━━━━━ AVAILABLE DATA ━━━━━

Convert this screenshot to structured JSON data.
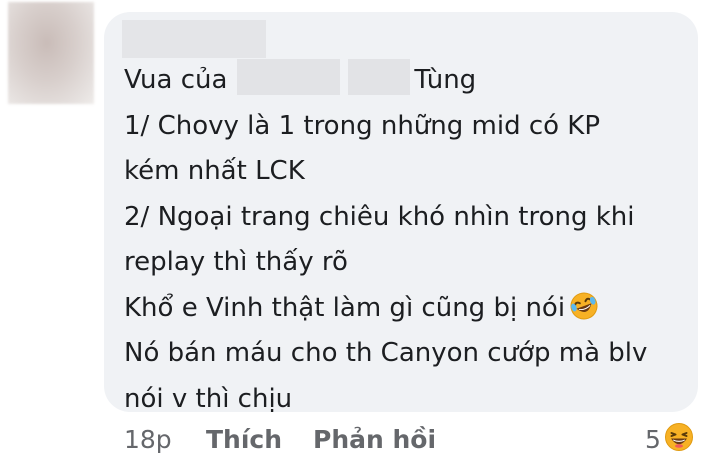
{
  "comment": {
    "lines": [
      {
        "before": "Vua của",
        "after": "Tùng"
      },
      "1/ Chovy là 1 trong những mid có KP",
      "kém nhất LCK",
      "2/ Ngoại trang chiêu khó nhìn trong khi",
      "replay thì thấy rõ",
      "Khổ e Vinh thật làm gì cũng bị nói",
      "Nó bán máu cho th Canyon cướp mà blv",
      "nói v thì chịu"
    ]
  },
  "footer": {
    "time": "18p",
    "like_label": "Thích",
    "reply_label": "Phản hồi"
  },
  "reactions": {
    "count": "5",
    "icon": "laughing-emoji"
  },
  "colors": {
    "bubble": "#f0f2f5",
    "text": "#1c1e21",
    "meta": "#65676b",
    "emoji": "#f7b125"
  }
}
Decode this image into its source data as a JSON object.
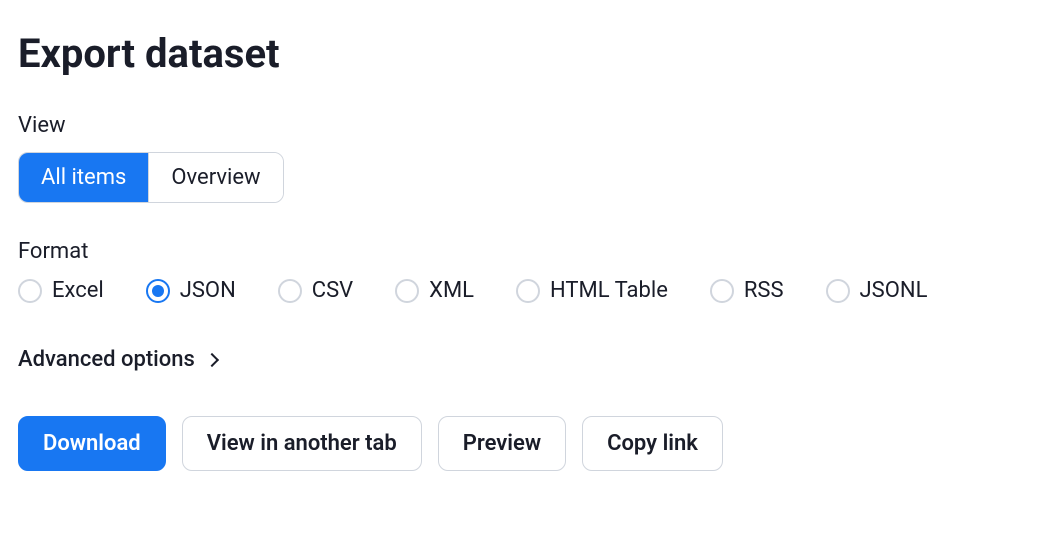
{
  "title": "Export dataset",
  "view": {
    "label": "View",
    "options": [
      {
        "label": "All items",
        "active": true
      },
      {
        "label": "Overview",
        "active": false
      }
    ]
  },
  "format": {
    "label": "Format",
    "options": [
      {
        "label": "Excel",
        "selected": false
      },
      {
        "label": "JSON",
        "selected": true
      },
      {
        "label": "CSV",
        "selected": false
      },
      {
        "label": "XML",
        "selected": false
      },
      {
        "label": "HTML Table",
        "selected": false
      },
      {
        "label": "RSS",
        "selected": false
      },
      {
        "label": "JSONL",
        "selected": false
      }
    ]
  },
  "advanced_label": "Advanced options",
  "actions": {
    "download": "Download",
    "view_tab": "View in another tab",
    "preview": "Preview",
    "copy_link": "Copy link"
  }
}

━━━━━

REQUIREMENTS: Among the lines of the records above, count those holding the string "this", and report only the number.

REPLY TO THE EXERCISE: 2